Exercise aim:
Whenever a line contains the string "background", copy it out of the entries.

-- START OF Stored records --

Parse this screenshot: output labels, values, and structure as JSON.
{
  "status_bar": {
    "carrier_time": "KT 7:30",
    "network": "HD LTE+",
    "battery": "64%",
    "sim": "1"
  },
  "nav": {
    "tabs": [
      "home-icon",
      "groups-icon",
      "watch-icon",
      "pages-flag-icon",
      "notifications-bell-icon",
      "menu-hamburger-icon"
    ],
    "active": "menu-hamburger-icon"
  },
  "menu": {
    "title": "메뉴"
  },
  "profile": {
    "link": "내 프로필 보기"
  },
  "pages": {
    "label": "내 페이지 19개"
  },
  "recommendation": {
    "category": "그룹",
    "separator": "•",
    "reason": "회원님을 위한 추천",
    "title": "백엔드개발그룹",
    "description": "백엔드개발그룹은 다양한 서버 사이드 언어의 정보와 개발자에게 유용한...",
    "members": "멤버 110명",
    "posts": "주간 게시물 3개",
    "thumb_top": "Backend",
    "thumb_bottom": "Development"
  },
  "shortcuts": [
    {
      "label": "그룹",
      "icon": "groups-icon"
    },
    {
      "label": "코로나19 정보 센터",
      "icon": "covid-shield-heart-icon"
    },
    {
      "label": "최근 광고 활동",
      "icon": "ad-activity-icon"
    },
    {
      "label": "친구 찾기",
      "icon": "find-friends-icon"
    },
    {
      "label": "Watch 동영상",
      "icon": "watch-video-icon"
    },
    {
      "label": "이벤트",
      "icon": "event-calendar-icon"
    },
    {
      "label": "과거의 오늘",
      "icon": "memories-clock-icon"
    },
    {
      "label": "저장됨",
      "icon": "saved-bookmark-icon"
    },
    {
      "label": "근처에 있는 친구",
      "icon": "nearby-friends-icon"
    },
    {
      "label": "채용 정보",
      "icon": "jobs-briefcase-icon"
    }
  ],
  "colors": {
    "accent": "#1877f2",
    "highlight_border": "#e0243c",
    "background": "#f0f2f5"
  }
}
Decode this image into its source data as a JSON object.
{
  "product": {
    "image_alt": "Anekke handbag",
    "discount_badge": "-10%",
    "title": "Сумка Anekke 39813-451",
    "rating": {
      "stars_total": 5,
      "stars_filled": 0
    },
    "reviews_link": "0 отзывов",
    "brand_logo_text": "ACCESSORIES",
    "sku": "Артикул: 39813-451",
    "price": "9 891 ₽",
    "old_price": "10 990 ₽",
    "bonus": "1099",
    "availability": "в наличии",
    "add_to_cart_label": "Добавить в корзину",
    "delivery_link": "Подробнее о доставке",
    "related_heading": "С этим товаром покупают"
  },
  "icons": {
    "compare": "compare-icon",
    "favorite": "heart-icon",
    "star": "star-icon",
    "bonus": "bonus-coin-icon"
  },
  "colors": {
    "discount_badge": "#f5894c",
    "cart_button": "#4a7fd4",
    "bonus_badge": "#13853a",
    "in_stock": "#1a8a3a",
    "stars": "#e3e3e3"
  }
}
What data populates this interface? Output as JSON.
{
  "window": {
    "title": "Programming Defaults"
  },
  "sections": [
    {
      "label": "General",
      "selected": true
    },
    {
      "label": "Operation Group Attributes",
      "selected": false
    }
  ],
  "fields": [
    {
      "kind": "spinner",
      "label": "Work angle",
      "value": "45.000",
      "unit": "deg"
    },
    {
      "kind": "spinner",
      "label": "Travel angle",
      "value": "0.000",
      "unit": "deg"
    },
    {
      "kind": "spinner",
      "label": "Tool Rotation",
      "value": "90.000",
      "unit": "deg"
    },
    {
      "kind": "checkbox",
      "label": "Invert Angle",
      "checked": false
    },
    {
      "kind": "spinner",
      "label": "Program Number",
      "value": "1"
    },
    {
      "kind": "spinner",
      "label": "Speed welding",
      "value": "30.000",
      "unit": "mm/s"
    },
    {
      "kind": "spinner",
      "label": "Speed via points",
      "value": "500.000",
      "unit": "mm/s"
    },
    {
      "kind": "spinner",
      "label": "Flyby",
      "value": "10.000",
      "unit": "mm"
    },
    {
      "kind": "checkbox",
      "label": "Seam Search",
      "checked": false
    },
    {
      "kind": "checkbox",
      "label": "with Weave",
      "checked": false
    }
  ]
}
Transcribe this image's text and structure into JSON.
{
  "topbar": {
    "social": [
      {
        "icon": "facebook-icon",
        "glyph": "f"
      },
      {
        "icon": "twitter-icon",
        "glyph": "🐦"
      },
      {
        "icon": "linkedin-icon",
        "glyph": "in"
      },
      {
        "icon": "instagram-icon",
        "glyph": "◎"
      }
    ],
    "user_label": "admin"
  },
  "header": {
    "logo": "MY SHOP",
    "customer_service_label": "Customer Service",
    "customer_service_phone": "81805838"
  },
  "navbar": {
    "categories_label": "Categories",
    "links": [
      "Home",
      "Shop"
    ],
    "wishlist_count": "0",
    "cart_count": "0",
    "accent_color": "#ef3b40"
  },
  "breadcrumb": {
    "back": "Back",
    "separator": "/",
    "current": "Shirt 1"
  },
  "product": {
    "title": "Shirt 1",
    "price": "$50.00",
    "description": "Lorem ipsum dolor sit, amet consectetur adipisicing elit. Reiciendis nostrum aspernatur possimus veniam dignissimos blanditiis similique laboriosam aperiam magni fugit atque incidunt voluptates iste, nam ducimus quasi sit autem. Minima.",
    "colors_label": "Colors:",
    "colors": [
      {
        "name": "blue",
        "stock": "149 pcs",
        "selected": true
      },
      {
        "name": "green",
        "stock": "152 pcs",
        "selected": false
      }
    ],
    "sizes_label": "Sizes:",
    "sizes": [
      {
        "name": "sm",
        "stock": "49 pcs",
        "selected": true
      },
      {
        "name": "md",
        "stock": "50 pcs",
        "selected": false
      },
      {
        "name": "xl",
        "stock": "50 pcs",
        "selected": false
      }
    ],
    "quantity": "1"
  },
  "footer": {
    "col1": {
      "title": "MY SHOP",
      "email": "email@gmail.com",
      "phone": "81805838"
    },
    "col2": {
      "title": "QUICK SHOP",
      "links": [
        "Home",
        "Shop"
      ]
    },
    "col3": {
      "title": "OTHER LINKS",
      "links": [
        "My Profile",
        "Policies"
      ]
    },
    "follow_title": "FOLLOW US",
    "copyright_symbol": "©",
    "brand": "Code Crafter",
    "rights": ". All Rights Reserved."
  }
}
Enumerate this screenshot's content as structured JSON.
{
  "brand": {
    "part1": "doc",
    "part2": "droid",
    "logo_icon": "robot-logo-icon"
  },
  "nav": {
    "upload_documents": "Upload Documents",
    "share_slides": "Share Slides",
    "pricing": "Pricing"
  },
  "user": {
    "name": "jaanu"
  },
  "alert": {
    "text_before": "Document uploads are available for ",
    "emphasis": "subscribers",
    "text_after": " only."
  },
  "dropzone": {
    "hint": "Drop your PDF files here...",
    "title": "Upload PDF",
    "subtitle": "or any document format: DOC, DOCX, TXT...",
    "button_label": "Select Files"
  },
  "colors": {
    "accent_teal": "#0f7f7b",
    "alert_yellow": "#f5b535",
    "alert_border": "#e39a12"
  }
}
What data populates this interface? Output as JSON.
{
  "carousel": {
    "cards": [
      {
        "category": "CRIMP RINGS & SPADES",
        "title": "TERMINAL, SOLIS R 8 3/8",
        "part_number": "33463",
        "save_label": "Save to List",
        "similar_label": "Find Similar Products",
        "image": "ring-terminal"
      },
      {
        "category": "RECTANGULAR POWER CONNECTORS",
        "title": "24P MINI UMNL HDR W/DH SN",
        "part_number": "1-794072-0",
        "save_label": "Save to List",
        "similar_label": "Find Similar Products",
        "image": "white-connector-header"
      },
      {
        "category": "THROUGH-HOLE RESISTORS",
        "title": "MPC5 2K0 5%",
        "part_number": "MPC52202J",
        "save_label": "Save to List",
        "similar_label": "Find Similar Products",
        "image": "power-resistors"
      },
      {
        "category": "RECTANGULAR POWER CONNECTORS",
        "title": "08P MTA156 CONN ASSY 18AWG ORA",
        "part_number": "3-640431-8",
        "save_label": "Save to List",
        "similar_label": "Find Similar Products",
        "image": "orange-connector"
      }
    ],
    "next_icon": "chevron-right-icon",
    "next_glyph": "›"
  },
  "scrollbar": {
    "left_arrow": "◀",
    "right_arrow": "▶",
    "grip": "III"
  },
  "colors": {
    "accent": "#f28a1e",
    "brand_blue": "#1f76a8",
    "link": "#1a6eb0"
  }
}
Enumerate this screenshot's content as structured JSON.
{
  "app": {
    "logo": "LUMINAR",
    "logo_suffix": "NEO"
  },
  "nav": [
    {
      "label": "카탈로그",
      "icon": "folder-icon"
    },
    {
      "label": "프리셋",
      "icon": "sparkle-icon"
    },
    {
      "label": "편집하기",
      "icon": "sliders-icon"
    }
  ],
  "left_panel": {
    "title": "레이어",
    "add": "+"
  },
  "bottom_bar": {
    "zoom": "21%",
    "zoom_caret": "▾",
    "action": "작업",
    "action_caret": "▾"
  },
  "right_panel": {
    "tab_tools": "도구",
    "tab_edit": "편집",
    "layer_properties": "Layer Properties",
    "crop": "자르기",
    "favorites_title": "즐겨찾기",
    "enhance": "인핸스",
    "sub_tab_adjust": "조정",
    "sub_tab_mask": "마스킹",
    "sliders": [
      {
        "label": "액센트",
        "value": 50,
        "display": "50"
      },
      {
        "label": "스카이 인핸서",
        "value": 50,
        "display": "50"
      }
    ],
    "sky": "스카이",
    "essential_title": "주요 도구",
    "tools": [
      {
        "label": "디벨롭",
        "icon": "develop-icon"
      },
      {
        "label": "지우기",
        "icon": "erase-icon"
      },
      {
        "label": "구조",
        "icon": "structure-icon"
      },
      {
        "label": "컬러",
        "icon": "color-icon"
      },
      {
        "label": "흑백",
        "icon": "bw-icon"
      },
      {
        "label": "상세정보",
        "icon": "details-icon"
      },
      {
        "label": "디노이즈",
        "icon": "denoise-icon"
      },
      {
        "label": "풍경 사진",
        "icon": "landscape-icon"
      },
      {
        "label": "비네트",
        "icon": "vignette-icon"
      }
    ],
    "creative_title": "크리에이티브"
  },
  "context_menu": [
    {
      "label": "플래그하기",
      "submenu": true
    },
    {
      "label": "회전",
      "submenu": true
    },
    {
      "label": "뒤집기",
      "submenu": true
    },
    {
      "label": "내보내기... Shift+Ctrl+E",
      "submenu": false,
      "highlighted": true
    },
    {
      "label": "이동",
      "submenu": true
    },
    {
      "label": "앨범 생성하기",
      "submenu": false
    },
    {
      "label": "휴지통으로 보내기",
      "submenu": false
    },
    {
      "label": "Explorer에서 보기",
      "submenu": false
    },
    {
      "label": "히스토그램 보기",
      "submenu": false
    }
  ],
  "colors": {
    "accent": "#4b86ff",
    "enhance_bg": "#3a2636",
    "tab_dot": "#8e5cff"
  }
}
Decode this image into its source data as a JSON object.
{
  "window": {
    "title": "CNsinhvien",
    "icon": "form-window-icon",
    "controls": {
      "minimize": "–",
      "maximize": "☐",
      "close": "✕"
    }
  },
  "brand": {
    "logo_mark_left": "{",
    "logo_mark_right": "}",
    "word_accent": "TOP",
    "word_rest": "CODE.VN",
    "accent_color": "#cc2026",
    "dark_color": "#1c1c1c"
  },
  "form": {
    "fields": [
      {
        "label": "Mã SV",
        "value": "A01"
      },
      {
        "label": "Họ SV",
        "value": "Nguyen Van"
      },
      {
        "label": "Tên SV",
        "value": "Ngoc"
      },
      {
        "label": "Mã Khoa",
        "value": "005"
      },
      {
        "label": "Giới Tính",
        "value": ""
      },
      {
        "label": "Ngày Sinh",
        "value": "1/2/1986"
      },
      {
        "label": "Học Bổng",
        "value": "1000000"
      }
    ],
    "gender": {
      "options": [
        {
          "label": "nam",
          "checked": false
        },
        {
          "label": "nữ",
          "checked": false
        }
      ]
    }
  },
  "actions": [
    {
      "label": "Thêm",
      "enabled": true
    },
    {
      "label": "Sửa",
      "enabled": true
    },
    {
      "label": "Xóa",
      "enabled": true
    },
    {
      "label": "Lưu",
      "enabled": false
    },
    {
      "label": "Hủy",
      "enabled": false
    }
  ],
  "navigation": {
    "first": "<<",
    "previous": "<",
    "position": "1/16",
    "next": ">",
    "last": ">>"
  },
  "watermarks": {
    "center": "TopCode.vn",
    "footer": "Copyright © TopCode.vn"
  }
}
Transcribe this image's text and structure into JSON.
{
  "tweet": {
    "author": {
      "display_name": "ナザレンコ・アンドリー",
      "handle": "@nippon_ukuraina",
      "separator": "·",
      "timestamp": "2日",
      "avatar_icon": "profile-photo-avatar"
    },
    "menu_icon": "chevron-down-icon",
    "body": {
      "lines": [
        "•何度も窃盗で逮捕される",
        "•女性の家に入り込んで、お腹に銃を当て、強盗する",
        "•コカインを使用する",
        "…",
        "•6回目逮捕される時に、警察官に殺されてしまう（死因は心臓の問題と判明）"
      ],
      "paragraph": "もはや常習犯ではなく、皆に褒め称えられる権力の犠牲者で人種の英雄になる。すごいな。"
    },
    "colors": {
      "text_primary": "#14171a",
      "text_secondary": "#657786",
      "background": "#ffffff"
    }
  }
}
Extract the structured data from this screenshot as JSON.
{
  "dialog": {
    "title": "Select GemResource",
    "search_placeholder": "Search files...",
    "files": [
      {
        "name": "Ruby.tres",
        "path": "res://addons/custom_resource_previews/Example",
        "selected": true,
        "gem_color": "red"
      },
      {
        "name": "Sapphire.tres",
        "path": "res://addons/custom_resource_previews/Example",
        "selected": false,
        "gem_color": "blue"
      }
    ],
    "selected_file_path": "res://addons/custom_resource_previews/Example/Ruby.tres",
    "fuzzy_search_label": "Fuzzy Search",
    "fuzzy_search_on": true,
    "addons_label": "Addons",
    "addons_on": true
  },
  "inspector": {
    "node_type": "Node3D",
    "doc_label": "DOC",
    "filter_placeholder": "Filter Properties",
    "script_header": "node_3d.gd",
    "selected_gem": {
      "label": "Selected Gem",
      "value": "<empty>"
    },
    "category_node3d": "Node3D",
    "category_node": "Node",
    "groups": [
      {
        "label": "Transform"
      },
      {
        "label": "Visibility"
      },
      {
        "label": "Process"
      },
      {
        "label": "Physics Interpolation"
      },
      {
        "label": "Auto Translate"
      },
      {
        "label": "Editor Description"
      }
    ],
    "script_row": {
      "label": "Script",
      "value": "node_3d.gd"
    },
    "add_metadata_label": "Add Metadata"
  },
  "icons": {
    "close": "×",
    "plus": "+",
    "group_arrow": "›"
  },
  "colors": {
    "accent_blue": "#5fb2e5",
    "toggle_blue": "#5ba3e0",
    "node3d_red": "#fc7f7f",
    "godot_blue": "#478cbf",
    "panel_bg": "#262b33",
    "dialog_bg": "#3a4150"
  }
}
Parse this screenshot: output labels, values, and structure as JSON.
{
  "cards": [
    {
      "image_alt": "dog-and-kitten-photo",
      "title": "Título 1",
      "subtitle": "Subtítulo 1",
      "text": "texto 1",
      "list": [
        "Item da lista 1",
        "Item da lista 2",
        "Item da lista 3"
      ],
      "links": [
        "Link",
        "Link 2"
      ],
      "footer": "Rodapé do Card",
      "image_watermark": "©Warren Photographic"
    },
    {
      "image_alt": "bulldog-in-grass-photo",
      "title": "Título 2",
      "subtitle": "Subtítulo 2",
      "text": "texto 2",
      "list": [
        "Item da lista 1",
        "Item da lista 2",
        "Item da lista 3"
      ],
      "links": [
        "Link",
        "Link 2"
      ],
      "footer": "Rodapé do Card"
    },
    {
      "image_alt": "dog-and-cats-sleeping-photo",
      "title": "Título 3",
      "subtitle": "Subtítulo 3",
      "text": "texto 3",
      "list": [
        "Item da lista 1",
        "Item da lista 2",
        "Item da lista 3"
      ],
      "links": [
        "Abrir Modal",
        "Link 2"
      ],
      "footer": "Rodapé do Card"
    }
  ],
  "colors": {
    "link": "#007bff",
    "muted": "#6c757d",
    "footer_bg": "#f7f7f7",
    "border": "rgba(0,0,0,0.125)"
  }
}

-- END OF Stored records --

Task response:
    "background": "#f0f2f5"
      "background": "#ffffff"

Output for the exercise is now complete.